A reinvestigation of the phenacyl bromide modification of alpha-chrymotrypsin

Abstract

The modification of a-chymotrypsin with phenacyl bromide has been reinvestigated over a wide pH range. Evidence is presented which indicates that the nature of the phenacyl modified enzymes prepared by this reaction is dependent upon the pH of the reaction medium. The phenacyl α-chymotrypsin produced at low pH is the Met-192 phenacyl sulfonium salt, since it readily undergoes dealkylation using 2-mercaptoethanol. However, the phenacyl enzyme prepared at neutral pH possesses a much reduced enzymatic activity and does not react with 2-mercaptoethanol to regenerate native α-chymotrypsin. In addition, incubation of the Met-192 phenacyl sulfonium enzyme at neutral pH causes a smooth irreversible change to the new phenacyl enzyme as monitored by changes in enzymatic activity, susceptibility to dealkylation using 2-mercaptoethanol, UV difference absorption spectral properties, and a difference in k(subscript cat) The stoichiometries of both the low and neutral pH modification reactions were determined, using [carbonyl- ¹⁴C]phenacyl bromide, to be one phenacyl group per enzyme molecule. The alkylation of Met-192 was shown to be an obligatory first step in the modification reaction at pH 4.0 and 7.0 by use of Met-192 sulfoxide modified a-chymotrypsin. The site of modification in the low pH and neutral pH phenacyl modified enzymes was determined to be Met-192 by ¹³C-spectroscopy and by thermolytic cleavage of modified enzymes to produce the same N-terminal amino acid. The combined results of these studies have been interpreted in terms of a conformational change in which the (S-phenacyl) methionine residue is inserted into the interior of the protein forming the neutral pH phenacyl modified enzyme.

**Goal of the exercise**.
Answer these questions from the abstract above.
1. What form of the enzyme is the phenacyl α-chymotrypsin produced at low pH?
2. What stoichiometry was found for both the low and neutral pH modification reactions?
3. Which two methods established Met-192 as the site of modification?

(Structured page parsing data)
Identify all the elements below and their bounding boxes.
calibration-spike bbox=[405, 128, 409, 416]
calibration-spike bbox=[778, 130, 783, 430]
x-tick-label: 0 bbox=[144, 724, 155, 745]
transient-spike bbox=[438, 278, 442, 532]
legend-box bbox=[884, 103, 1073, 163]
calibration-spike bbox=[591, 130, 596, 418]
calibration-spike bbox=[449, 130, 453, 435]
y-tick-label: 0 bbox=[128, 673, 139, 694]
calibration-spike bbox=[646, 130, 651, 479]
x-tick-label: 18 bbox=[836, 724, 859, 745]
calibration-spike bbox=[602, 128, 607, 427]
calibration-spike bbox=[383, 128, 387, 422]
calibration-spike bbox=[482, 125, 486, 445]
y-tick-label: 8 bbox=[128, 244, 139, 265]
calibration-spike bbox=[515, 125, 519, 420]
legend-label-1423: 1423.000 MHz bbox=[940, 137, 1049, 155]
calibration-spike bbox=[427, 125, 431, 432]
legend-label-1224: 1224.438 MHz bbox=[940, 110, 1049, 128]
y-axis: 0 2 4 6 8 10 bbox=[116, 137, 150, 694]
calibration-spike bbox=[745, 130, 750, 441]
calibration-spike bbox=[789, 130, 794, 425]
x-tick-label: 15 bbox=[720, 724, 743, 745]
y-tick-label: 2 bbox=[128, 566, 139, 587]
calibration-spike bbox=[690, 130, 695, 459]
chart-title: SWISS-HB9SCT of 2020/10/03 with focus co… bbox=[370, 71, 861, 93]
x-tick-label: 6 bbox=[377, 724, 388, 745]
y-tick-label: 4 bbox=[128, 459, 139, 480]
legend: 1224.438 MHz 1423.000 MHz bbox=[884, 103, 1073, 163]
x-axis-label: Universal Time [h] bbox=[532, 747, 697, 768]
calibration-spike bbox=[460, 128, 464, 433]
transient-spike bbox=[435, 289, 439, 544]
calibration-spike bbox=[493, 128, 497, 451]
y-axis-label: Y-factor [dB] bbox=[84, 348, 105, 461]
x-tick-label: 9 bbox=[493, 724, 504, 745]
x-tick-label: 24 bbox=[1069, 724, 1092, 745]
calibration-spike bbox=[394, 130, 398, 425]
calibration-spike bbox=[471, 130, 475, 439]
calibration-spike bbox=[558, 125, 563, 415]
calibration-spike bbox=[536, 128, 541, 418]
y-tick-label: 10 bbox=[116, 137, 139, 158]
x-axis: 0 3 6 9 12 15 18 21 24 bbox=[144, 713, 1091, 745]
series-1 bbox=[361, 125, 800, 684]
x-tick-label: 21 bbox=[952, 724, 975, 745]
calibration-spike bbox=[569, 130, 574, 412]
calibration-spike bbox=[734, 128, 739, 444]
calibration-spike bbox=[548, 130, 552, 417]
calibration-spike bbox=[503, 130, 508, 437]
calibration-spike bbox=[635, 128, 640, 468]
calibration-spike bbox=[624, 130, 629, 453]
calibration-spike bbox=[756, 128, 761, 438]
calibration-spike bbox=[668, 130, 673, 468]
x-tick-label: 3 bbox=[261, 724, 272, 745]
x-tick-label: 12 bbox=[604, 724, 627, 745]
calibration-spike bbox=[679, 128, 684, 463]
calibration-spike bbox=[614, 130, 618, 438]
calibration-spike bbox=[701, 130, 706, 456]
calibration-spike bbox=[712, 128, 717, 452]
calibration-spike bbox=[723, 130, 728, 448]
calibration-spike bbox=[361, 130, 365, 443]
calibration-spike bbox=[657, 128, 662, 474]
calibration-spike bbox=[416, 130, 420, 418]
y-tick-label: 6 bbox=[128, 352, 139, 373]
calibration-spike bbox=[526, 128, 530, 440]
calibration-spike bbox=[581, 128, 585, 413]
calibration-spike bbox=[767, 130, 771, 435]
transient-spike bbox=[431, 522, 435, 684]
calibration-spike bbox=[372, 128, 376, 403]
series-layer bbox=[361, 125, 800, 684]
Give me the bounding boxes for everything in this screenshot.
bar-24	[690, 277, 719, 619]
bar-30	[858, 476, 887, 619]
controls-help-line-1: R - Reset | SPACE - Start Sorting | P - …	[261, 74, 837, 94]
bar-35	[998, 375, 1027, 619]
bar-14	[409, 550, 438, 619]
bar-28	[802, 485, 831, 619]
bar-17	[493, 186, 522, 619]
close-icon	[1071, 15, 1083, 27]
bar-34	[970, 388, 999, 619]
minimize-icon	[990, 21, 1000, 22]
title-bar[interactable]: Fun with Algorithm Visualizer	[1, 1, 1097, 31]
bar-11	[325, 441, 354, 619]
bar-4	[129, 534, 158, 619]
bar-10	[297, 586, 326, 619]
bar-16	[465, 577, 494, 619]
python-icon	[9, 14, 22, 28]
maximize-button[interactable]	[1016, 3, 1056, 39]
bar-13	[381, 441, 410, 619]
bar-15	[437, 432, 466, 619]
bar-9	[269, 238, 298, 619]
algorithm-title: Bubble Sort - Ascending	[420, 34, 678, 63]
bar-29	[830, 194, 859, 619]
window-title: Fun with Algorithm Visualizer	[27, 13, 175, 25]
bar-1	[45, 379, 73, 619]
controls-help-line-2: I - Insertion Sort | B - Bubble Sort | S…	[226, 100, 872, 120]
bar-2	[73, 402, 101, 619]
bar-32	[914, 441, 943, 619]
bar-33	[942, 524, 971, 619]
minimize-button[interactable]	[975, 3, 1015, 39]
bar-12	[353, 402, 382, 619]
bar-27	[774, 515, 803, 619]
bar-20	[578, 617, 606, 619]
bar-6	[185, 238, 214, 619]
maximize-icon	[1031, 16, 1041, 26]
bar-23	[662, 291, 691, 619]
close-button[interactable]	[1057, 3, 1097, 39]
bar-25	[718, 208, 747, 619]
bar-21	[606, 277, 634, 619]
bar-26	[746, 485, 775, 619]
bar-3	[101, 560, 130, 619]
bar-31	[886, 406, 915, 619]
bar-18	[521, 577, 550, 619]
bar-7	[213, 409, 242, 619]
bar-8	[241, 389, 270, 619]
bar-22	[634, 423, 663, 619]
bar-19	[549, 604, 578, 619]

**Result for this exercise**.
1. The Met-192 phenacyl sulfonium salt.
2. One phenacyl group per enzyme molecule.
3. ¹³C-spectroscopy and thermolytic cleavage of the modified enzymes to produce the same N-terminal amino acid.